Task goal >> Copy out the lines of the items below verbatim, only the part that opens with the line containing "bullet-dot: · <box>113 289 120 310</box>" and closes with the line containing "checkup-item-right: ·子宫及附件彩超 <box>400", both of those lines included.

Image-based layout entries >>
* * *

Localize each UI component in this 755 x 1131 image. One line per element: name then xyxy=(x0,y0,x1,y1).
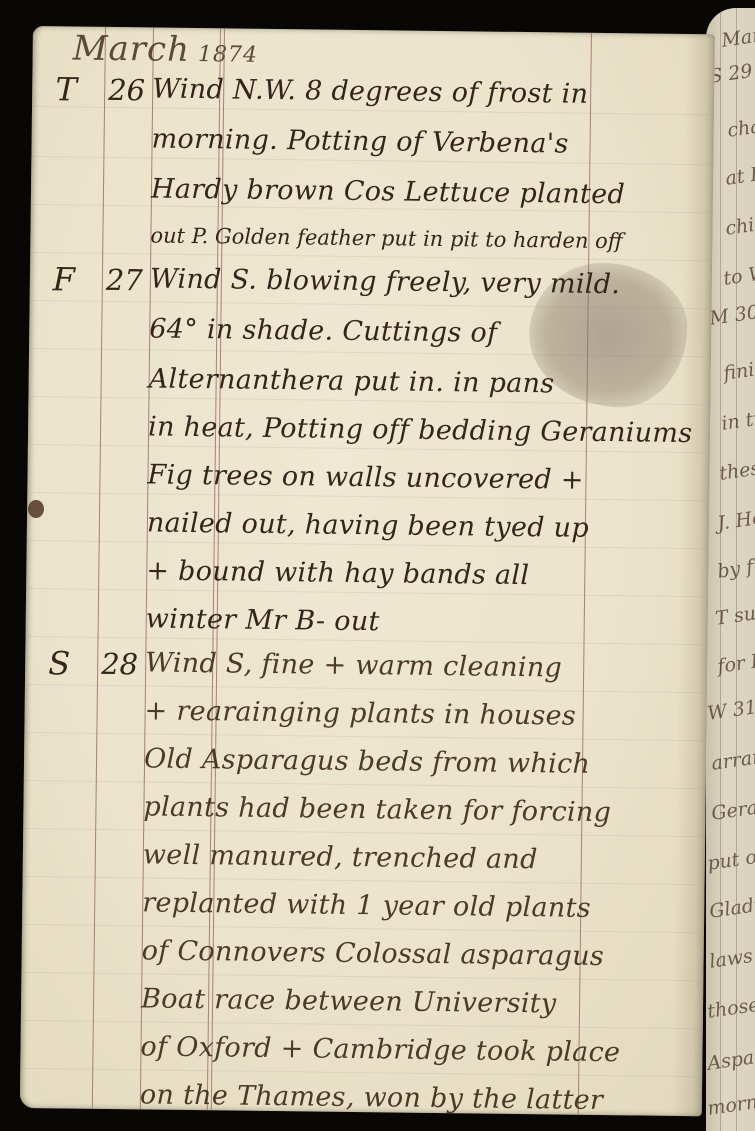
row-rule xyxy=(21,972,703,981)
adjacent-fragment: W 31 Wind N.W xyxy=(706,682,755,725)
page-title: March1874 xyxy=(72,28,258,70)
entry-line: on the Thames, won by the latter xyxy=(140,1079,604,1116)
adjacent-fragment: morning. Edw xyxy=(706,1079,755,1120)
entry-line: Old Asparagus beds from which xyxy=(144,743,591,779)
row-rule xyxy=(26,588,708,597)
entry-line: Wind S, fine + warm cleaning xyxy=(145,647,562,683)
entry-line: Alternanthera put in. in pans xyxy=(149,363,555,399)
entry-line: Hardy brown Cos Lettuce planted xyxy=(151,173,625,210)
entry-day: 27 xyxy=(106,263,143,297)
entry-day: 26 xyxy=(108,73,145,107)
adjacent-fragment: S 29 Wind xyxy=(708,52,755,88)
row-rule xyxy=(27,540,709,549)
row-rule xyxy=(31,156,713,165)
entry-line: 64° in shade. Cuttings of xyxy=(149,313,497,348)
row-rule xyxy=(21,1020,703,1029)
entry-weekday: T xyxy=(46,70,86,108)
adjacent-fragment: Asparagus. xyxy=(706,1038,755,1075)
adjacent-fragment: Gladiolus xyxy=(708,888,755,922)
entry-line: nailed out, having been tyed up xyxy=(147,507,589,543)
entry-line: winter Mr B- out xyxy=(146,603,380,637)
row-rule xyxy=(23,828,705,837)
adjacent-fragment: chin xyxy=(724,212,755,240)
header-year: 1874 xyxy=(198,42,258,68)
row-rule xyxy=(32,106,714,115)
adjacent-fragment: laws open xyxy=(708,938,755,973)
diary-scan: March S 29 Wind cha at L chin to Wa M 30… xyxy=(0,0,755,1131)
entry-line: plants had been taken for forcing xyxy=(143,791,611,828)
entry-line: + rearainging plants in houses xyxy=(144,695,576,731)
entry-line: Fig trees on walls uncovered + xyxy=(147,459,584,495)
adjacent-page: March S 29 Wind cha at L chin to Wa M 30… xyxy=(706,8,755,1131)
ink-blot xyxy=(28,500,44,518)
row-rule xyxy=(30,252,712,261)
entry-line: Boat race between University xyxy=(141,983,557,1019)
adjacent-fragment: March xyxy=(720,21,755,52)
entry-line: + bound with hay bands all xyxy=(146,555,529,591)
row-rule xyxy=(22,924,704,933)
entry-line: Wind S. blowing freely, very mild. xyxy=(150,263,621,300)
row-rule xyxy=(24,732,706,741)
entry-line: replanted with 1 year old plants xyxy=(142,887,591,923)
row-rule xyxy=(20,1068,702,1077)
entry-weekday: F xyxy=(44,260,84,298)
entry-line: Wind N.W. 8 degrees of frost in xyxy=(152,73,588,109)
adjacent-fragment: Geranium xyxy=(710,790,755,825)
adjacent-fragment: in tin xyxy=(720,406,755,435)
adjacent-fragment: at L xyxy=(724,163,755,190)
adjacent-fragment: finish xyxy=(722,356,755,385)
header-month: March xyxy=(72,28,190,69)
adjacent-fragment: arrangate xyxy=(710,740,755,775)
row-rule xyxy=(27,492,709,501)
diary-page: March1874 T 26 Wind N.W. 8 degrees of fr… xyxy=(20,26,715,1116)
adjacent-fragment: those for wa xyxy=(706,984,755,1022)
entry-day: 28 xyxy=(101,647,138,681)
row-rule xyxy=(25,684,707,693)
entry-line: of Connovers Colossal asparagus xyxy=(142,935,605,972)
entry-line: well manured, trenched and xyxy=(143,839,538,875)
column-rule-weekday xyxy=(92,27,107,1109)
entry-line: in heat, Potting off bedding Geraniums xyxy=(148,411,693,449)
adjacent-fragment: to Wa xyxy=(722,260,755,289)
adjacent-fragment: cha xyxy=(726,115,755,142)
adjacent-fragment: put off pot xyxy=(706,839,755,875)
entry-weekday: S xyxy=(39,644,79,682)
row-rule xyxy=(23,876,705,885)
entry-line: morning. Potting of Verbena's xyxy=(151,123,568,159)
row-rule xyxy=(26,636,708,645)
adjacent-fragment: M 30 Wind xyxy=(708,293,755,329)
entry-line: of Oxford + Cambridge took place xyxy=(140,1031,620,1068)
row-rule xyxy=(24,780,706,789)
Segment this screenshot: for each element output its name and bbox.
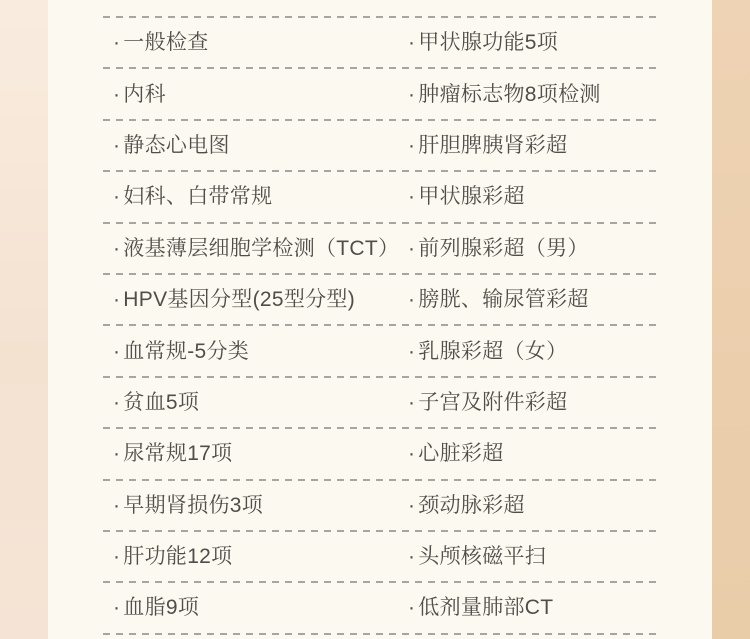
bullet-dot: · <box>113 289 120 310</box>
bullet-dot: · <box>113 186 120 207</box>
checkup-item-left: ·尿常规17项 <box>103 443 400 464</box>
checkup-row: ·静态心电图 ·肝胆脾胰肾彩超 <box>103 121 656 170</box>
checkup-item-label: 贫血5项 <box>123 392 199 413</box>
bullet-dot: · <box>113 546 120 567</box>
checkup-item-left: ·妇科、白带常规 <box>103 186 400 207</box>
checkup-item-label: 血常规-5分类 <box>123 341 249 362</box>
bullet-dot: · <box>408 392 415 413</box>
checkup-row: ·早期肾损伤3项 ·颈动脉彩超 <box>103 481 656 530</box>
bullet-dot: · <box>408 238 415 259</box>
checkup-item-label: 尿常规17项 <box>123 443 232 464</box>
checkup-item-label: 颈动脉彩超 <box>418 495 525 516</box>
bullet-dot: · <box>408 495 415 516</box>
bullet-dot: · <box>113 392 120 413</box>
bullet-dot: · <box>113 84 120 105</box>
checkup-item-label: 甲状腺彩超 <box>418 186 525 207</box>
checkup-item-left: ·早期肾损伤3项 <box>103 495 400 516</box>
checkup-item-label: 乳腺彩超（女） <box>418 341 567 362</box>
row-divider <box>103 633 656 635</box>
checkup-item-label: 膀胱、输尿管彩超 <box>418 289 588 310</box>
bullet-dot: · <box>408 135 415 156</box>
bullet-dot: · <box>408 32 415 53</box>
bullet-dot: · <box>408 289 415 310</box>
checkup-row: ·贫血5项 ·子宫及附件彩超 <box>103 378 656 427</box>
checkup-item-label: 液基薄层细胞学检测（TCT） <box>123 238 399 259</box>
checkup-item-left: ·一般检查 <box>103 32 400 53</box>
bullet-dot: · <box>113 341 120 362</box>
bullet-dot: · <box>113 32 120 53</box>
bullet-dot: · <box>408 84 415 105</box>
checkup-item-left: ·血脂9项 <box>103 597 400 618</box>
bullet-dot: · <box>113 597 120 618</box>
checkup-row: ·血脂9项 ·低剂量肺部CT <box>103 583 656 632</box>
checkup-item-right: ·子宫及附件彩超 <box>400 392 656 413</box>
bullet-dot: · <box>113 495 120 516</box>
checkup-package-screen: ·一般检查 ·甲状腺功能5项 ·内科 ·肿瘤标志物8项检测 ·静态心电图 ·肝胆… <box>0 0 750 639</box>
checkup-row: ·妇科、白带常规 ·甲状腺彩超 <box>103 172 656 221</box>
checkup-row: ·液基薄层细胞学检测（TCT） ·前列腺彩超（男） <box>103 224 656 273</box>
checkup-item-label: 肝胆脾胰肾彩超 <box>418 135 567 156</box>
checkup-item-label: 前列腺彩超（男） <box>418 238 588 259</box>
checkup-item-label: 妇科、白带常规 <box>123 186 272 207</box>
bullet-dot: · <box>113 443 120 464</box>
checkup-item-right: ·肝胆脾胰肾彩超 <box>400 135 656 156</box>
checkup-list: ·一般检查 ·甲状腺功能5项 ·内科 ·肿瘤标志物8项检测 ·静态心电图 ·肝胆… <box>103 0 656 635</box>
checkup-item-label: 血脂9项 <box>123 597 199 618</box>
right-edge-gradient <box>712 0 750 639</box>
checkup-item-left: ·HPV基因分型(25型分型) <box>103 289 400 310</box>
checkup-row: ·血常规-5分类 ·乳腺彩超（女） <box>103 326 656 375</box>
checkup-row: ·内科 ·肿瘤标志物8项检测 <box>103 69 656 118</box>
checkup-item-left: ·贫血5项 <box>103 392 400 413</box>
bullet-dot: · <box>113 238 120 259</box>
bullet-dot: · <box>408 546 415 567</box>
bullet-dot: · <box>113 135 120 156</box>
checkup-item-right: ·心脏彩超 <box>400 443 656 464</box>
checkup-item-right: ·甲状腺功能5项 <box>400 32 656 53</box>
checkup-item-right: ·头颅核磁平扫 <box>400 546 656 567</box>
checkup-item-right: ·肿瘤标志物8项检测 <box>400 84 656 105</box>
checkup-item-left: ·静态心电图 <box>103 135 400 156</box>
checkup-item-label: 内科 <box>123 84 166 105</box>
checkup-row: ·尿常规17项 ·心脏彩超 <box>103 429 656 478</box>
checkup-item-label: 子宫及附件彩超 <box>418 392 567 413</box>
checkup-item-right: ·前列腺彩超（男） <box>400 238 656 259</box>
checkup-item-label: 早期肾损伤3项 <box>123 495 263 516</box>
checkup-item-label: 低剂量肺部CT <box>418 597 553 618</box>
checkup-item-left: ·液基薄层细胞学检测（TCT） <box>103 238 400 259</box>
checkup-item-label: HPV基因分型(25型分型) <box>123 289 355 310</box>
bullet-dot: · <box>408 443 415 464</box>
checkup-item-label: 一般检查 <box>123 32 208 53</box>
checkup-row: ·HPV基因分型(25型分型) ·膀胱、输尿管彩超 <box>103 275 656 324</box>
checkup-item-right: ·膀胱、输尿管彩超 <box>400 289 656 310</box>
checkup-item-label: 心脏彩超 <box>418 443 503 464</box>
bullet-dot: · <box>408 186 415 207</box>
bullet-dot: · <box>408 341 415 362</box>
left-edge-gradient <box>0 0 48 639</box>
checkup-item-left: ·内科 <box>103 84 400 105</box>
checkup-item-right: ·乳腺彩超（女） <box>400 341 656 362</box>
checkup-item-label: 头颅核磁平扫 <box>418 546 546 567</box>
checkup-row: ·一般检查 ·甲状腺功能5项 <box>103 18 656 67</box>
checkup-item-label: 静态心电图 <box>123 135 230 156</box>
checkup-item-right: ·甲状腺彩超 <box>400 186 656 207</box>
checkup-item-left: ·血常规-5分类 <box>103 341 400 362</box>
checkup-row: ·肝功能12项 ·头颅核磁平扫 <box>103 532 656 581</box>
checkup-item-right: ·颈动脉彩超 <box>400 495 656 516</box>
checkup-item-label: 肝功能12项 <box>123 546 232 567</box>
checkup-item-left: ·肝功能12项 <box>103 546 400 567</box>
checkup-item-label: 肿瘤标志物8项检测 <box>418 84 600 105</box>
checkup-item-label: 甲状腺功能5项 <box>418 32 558 53</box>
checkup-item-right: ·低剂量肺部CT <box>400 597 656 618</box>
bullet-dot: · <box>408 597 415 618</box>
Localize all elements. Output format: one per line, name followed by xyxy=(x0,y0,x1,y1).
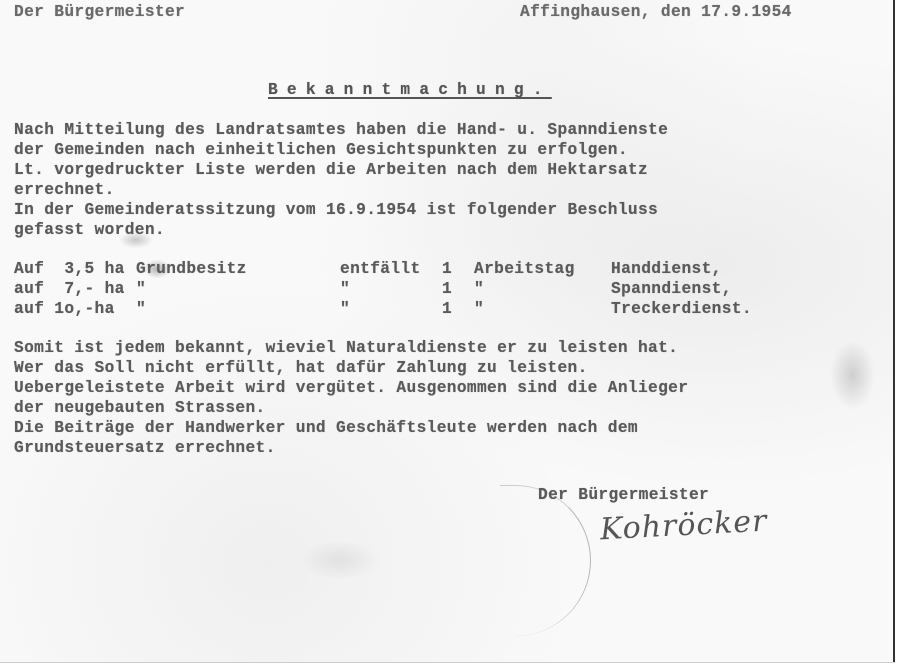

* * *

Exercise answer >>
bullet-dot: · <box>113 289 120 310</box>
bullet-dot: · <box>113 186 120 207</box>
checkup-item-left: ·尿常规17项 <box>103 443 400 464</box>
checkup-row: ·静态心电图 ·肝胆脾胰肾彩超 <box>103 121 656 170</box>
checkup-item-label: 贫血5项 <box>123 392 199 413</box>
bullet-dot: · <box>113 546 120 567</box>
checkup-item-left: ·妇科、白带常规 <box>103 186 400 207</box>
checkup-item-label: 血常规-5分类 <box>123 341 249 362</box>
bullet-dot: · <box>408 392 415 413</box>
checkup-row: ·早期肾损伤3项 ·颈动脉彩超 <box>103 481 656 530</box>
bullet-dot: · <box>408 238 415 259</box>
checkup-item-label: 尿常规17项 <box>123 443 232 464</box>
checkup-item-label: 颈动脉彩超 <box>418 495 525 516</box>
bullet-dot: · <box>408 495 415 516</box>
bullet-dot: · <box>113 392 120 413</box>
bullet-dot: · <box>113 84 120 105</box>
checkup-item-label: 甲状腺彩超 <box>418 186 525 207</box>
checkup-item-left: ·早期肾损伤3项 <box>103 495 400 516</box>
checkup-item-label: 乳腺彩超（女） <box>418 341 567 362</box>
row-divider <box>103 633 656 635</box>
checkup-item-label: 膀胱、输尿管彩超 <box>418 289 588 310</box>
bullet-dot: · <box>408 135 415 156</box>
bullet-dot: · <box>408 32 415 53</box>
bullet-dot: · <box>408 289 415 310</box>
checkup-row: ·贫血5项 ·子宫及附件彩超 <box>103 378 656 427</box>
checkup-item-label: 液基薄层细胞学检测（TCT） <box>123 238 399 259</box>
checkup-item-left: ·一般检查 <box>103 32 400 53</box>
bullet-dot: · <box>113 341 120 362</box>
bullet-dot: · <box>113 32 120 53</box>
bullet-dot: · <box>408 84 415 105</box>
checkup-item-left: ·血脂9项 <box>103 597 400 618</box>
bullet-dot: · <box>113 597 120 618</box>
checkup-row: ·血脂9项 ·低剂量肺部CT <box>103 583 656 632</box>
checkup-item-right: ·子宫及附件彩超 <box>400 392 656 413</box>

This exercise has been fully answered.